-- START OF DATA ENTRIES --
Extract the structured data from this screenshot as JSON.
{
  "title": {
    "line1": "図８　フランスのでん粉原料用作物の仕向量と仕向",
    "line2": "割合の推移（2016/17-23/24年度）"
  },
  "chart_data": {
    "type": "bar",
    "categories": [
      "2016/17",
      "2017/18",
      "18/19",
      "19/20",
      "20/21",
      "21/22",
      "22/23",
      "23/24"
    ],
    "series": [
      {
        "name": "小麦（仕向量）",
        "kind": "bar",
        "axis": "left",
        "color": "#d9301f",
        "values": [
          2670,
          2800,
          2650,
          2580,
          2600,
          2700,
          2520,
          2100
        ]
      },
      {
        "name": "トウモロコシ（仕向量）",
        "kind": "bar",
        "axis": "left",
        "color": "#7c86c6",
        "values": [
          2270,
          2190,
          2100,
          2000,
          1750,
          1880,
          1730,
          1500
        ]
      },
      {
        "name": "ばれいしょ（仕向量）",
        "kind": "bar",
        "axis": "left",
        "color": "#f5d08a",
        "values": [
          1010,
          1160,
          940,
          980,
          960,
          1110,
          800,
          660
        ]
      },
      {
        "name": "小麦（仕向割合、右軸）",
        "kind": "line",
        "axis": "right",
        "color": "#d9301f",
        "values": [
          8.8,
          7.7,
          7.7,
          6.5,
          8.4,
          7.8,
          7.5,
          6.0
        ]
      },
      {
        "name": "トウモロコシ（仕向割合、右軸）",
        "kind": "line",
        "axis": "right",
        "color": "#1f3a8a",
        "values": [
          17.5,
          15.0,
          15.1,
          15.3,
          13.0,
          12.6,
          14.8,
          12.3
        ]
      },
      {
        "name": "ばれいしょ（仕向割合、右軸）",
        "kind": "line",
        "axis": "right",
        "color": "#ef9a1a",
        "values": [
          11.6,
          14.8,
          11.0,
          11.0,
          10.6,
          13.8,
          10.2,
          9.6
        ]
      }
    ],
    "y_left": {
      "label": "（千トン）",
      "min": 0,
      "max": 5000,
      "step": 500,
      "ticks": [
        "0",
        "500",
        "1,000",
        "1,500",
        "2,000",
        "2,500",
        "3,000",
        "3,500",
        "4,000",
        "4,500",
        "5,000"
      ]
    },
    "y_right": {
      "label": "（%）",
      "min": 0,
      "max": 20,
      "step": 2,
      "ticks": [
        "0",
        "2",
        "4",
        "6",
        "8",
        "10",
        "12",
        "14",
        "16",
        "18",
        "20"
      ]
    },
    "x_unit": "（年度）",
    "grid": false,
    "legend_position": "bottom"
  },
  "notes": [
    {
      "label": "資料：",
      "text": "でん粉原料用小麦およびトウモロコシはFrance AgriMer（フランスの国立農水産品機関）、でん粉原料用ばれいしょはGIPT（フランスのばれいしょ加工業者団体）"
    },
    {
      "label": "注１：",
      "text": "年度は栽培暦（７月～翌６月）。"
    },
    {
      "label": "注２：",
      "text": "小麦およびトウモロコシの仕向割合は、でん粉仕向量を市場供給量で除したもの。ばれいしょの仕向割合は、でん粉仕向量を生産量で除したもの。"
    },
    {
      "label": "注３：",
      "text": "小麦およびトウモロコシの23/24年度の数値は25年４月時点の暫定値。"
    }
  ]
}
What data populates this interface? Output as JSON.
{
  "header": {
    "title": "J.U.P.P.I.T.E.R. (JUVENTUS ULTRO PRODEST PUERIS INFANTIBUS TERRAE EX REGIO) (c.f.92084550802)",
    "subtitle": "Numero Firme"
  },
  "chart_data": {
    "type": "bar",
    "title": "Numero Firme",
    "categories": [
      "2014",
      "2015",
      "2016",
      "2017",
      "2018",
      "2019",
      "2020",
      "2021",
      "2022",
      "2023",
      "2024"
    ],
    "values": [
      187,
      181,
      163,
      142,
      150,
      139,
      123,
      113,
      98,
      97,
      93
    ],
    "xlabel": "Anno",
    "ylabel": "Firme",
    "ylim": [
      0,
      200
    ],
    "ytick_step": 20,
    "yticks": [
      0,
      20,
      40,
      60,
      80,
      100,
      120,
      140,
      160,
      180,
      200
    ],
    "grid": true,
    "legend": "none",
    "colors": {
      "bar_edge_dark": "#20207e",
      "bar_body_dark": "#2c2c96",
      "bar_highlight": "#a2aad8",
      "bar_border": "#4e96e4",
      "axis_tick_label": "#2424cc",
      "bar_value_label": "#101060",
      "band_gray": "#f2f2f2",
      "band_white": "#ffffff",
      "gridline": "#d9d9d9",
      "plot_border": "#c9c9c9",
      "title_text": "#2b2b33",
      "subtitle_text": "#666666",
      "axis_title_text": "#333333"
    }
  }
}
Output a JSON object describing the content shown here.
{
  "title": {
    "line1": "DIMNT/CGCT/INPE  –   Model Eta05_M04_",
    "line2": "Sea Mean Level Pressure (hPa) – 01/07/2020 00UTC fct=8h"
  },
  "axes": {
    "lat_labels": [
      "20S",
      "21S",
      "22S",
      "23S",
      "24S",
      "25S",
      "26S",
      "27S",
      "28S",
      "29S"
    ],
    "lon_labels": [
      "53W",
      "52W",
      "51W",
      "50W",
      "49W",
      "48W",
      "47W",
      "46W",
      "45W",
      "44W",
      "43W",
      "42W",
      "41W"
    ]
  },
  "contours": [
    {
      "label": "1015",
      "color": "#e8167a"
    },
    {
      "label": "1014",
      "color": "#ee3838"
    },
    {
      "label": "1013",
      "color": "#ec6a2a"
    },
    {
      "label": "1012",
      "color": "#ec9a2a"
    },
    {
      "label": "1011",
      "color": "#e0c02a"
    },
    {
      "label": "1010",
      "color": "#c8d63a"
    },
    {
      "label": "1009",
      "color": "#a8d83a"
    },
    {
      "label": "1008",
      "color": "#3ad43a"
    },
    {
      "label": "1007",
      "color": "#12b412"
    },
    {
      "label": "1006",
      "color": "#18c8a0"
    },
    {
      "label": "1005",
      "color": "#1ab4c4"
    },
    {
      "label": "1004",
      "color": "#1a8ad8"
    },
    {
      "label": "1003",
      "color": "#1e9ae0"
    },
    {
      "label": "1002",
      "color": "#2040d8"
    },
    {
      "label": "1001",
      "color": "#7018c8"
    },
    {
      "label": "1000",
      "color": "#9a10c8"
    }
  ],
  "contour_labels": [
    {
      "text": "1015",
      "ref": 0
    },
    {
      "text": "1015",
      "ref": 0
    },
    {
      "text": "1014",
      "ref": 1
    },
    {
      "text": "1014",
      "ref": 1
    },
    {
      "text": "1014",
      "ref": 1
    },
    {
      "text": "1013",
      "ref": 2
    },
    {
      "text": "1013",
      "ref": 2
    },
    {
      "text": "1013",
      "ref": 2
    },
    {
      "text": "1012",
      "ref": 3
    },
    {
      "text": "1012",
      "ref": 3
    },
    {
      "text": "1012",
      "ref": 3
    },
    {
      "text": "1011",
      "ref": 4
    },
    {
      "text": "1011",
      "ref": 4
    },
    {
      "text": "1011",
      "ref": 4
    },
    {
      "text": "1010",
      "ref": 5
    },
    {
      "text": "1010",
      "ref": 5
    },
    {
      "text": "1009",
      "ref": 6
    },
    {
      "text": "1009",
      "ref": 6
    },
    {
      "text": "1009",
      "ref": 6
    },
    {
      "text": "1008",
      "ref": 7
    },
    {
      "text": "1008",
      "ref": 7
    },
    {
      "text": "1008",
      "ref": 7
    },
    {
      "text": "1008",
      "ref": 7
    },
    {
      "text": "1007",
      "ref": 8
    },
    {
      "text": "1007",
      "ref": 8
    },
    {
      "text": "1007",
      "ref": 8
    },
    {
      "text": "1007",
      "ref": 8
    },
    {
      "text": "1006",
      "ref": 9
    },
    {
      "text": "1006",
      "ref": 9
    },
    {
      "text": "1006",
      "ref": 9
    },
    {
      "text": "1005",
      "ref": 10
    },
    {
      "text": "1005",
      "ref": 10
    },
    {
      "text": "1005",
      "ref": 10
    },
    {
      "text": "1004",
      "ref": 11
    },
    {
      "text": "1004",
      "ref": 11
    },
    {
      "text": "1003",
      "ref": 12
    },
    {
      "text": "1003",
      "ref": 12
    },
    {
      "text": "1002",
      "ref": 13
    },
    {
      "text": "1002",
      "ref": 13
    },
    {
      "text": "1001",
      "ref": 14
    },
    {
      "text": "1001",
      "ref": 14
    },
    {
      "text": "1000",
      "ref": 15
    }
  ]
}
-- END OF DATA ENTRIES --
EXERCISE PROMPT: Take every line from the data that contains the word "JSON".

EXERCISE OUTPUT:
Extract the structured data from this screenshot as JSON.
What data populates this interface? Output as JSON.
Output a JSON object describing the content shown here.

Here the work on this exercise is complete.